• **Written task A**:
In the match report, which Juventus player scored the goal that tied the game?

• **Selected excerpt**:
::::::::

If you were hoping for a repeat of what we saw seven days ago against Lazio, pretty much all of those hopes went away the second the ball slipped through Wojciech Szczesny’s hands and Juventus were forced to play from behind for nearly 80 minutes.
Maybe we should have taken that as a sign of things to come.
What started with a horrible goal allowed to Sassuolo was bookended by one of the worst own goals you will probably ever see no matter how long you end up following Juventus and calcio in general. Juve’s 4-2 loss Saturday night wasn’t just bad, it was a horror show in every sense of the term — and that could have been the case even before Federico Gatti’s own goal that will have millions upon millions of eyeballs watching it over the next few hours. This was banter-level stuff from Juventus, and about as deserved of a loss as we’ve seen them handed in a good amount of time.
Or, as Romeo Agresti put it on Twitter: “disastro bianconero.”
Yep, that sounds about right. Let’s just go with that. Two very simple words. But two very appropriate words for what just took place at the Mapei Stadium.
And yet, for all of the jokes and snide comments that come to mind, Juventus could have won this game thanks to Federico Chiesa’s game-tying goal with just over 10 minutes to go. You thought maybe, just maybe, they could pull the rabbit out of the hat in a game in which they didn’t deserve to win and salvage something more than a single point.
Ha. Joke’s on us.
That 2-2 scoreline lasted all of four minutes, with Szczesny making another error leading to a goal, although this one obviously not as horrifying as the first one. But there was Andrea Pinamonti, the guy responsible for both of Sassuolo’s goals before things went to hell against Frosinone last weekend, ready to jump on the ball after Szczesny punched it right back into the middle of the 6-yard box.

::::::::

Region and label listings:
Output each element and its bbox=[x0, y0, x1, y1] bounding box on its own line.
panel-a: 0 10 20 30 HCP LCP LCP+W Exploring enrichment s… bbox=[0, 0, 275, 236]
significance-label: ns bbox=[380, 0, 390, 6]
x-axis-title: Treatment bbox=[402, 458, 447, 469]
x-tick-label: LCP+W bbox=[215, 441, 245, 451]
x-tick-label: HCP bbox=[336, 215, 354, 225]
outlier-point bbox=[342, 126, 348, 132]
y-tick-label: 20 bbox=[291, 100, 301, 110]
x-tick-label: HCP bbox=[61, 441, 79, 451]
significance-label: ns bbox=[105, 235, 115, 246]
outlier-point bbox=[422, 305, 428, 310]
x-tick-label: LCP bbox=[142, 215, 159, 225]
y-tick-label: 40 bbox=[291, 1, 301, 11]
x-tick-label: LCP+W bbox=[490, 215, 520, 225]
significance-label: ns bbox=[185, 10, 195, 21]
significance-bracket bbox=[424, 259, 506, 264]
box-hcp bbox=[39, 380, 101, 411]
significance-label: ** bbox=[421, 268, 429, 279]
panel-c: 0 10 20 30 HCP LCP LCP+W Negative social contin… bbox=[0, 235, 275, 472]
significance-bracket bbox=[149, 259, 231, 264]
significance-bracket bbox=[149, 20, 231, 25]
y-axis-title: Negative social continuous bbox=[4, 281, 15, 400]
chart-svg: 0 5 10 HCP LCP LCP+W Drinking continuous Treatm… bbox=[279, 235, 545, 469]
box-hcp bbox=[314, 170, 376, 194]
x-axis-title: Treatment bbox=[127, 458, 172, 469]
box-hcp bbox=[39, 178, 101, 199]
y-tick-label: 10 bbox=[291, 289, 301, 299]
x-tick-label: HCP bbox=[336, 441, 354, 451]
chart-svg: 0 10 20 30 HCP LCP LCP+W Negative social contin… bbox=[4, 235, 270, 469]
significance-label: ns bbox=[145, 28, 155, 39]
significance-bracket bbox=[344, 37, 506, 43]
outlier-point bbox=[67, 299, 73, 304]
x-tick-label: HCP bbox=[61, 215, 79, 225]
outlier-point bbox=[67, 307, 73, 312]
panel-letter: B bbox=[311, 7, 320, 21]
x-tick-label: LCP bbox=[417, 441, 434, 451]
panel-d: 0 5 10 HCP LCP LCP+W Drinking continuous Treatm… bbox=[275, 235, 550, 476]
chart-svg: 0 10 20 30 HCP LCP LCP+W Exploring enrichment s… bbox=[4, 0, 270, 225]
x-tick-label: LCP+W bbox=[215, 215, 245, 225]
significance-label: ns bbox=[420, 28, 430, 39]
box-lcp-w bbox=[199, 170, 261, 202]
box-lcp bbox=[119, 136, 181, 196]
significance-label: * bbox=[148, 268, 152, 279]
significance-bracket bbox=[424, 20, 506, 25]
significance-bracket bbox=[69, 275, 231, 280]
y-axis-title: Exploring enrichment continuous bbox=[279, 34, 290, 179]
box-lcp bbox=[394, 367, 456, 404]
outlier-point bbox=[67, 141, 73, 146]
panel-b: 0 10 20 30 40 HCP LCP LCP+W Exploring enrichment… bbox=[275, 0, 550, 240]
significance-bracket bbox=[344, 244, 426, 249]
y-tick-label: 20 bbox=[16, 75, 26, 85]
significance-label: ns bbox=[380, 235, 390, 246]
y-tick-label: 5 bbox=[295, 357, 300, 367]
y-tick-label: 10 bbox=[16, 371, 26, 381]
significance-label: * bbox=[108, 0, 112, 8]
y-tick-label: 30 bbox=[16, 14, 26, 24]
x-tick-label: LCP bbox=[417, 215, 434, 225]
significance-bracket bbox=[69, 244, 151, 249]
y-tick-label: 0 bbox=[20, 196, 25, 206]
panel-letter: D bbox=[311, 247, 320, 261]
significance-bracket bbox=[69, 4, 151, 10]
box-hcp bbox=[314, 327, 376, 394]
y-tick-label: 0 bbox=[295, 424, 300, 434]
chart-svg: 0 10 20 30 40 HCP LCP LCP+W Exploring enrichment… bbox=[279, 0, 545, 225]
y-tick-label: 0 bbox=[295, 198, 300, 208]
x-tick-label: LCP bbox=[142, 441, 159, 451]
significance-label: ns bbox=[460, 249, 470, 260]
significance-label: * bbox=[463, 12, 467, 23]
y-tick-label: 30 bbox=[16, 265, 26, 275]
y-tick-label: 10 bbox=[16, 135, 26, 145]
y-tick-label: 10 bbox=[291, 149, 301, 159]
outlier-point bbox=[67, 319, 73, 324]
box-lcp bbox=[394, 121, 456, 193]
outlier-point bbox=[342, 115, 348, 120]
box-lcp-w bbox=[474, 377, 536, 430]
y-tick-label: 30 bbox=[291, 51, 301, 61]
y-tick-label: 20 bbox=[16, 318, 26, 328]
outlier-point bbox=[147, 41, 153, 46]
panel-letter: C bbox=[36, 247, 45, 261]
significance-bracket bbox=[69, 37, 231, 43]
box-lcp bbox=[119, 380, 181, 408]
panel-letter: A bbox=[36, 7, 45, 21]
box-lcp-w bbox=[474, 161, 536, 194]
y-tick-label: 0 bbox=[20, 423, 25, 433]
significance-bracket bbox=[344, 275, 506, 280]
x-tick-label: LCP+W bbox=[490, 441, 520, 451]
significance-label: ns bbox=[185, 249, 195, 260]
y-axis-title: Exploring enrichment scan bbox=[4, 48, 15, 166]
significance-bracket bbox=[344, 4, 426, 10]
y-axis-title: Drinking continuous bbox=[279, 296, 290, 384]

::::::::

• **Written task B**:
Rewrite the records from their first line through the line containing "significance-label: ns bbox=[185, 10, 195, 21]". Replace "x-tick-label" with "x-axis-tick" and change nothing else.

• **Final result A**:
Federico Chiesa

• **Final result B**:
Output each element and its bbox=[x0, y0, x1, y1] bounding box on its own line.
panel-a: 0 10 20 30 HCP LCP LCP+W Exploring enrichment s… bbox=[0, 0, 275, 236]
significance-label: ns bbox=[380, 0, 390, 6]
x-axis-title: Treatment bbox=[402, 458, 447, 469]
x-axis-tick: LCP+W bbox=[215, 441, 245, 451]
x-axis-tick: HCP bbox=[336, 215, 354, 225]
outlier-point bbox=[342, 126, 348, 132]
y-tick-label: 20 bbox=[291, 100, 301, 110]
x-axis-tick: HCP bbox=[61, 441, 79, 451]
significance-label: ns bbox=[105, 235, 115, 246]
outlier-point bbox=[422, 305, 428, 310]
x-axis-tick: LCP bbox=[142, 215, 159, 225]
y-tick-label: 40 bbox=[291, 1, 301, 11]
x-axis-tick: LCP+W bbox=[490, 215, 520, 225]
significance-label: ns bbox=[185, 10, 195, 21]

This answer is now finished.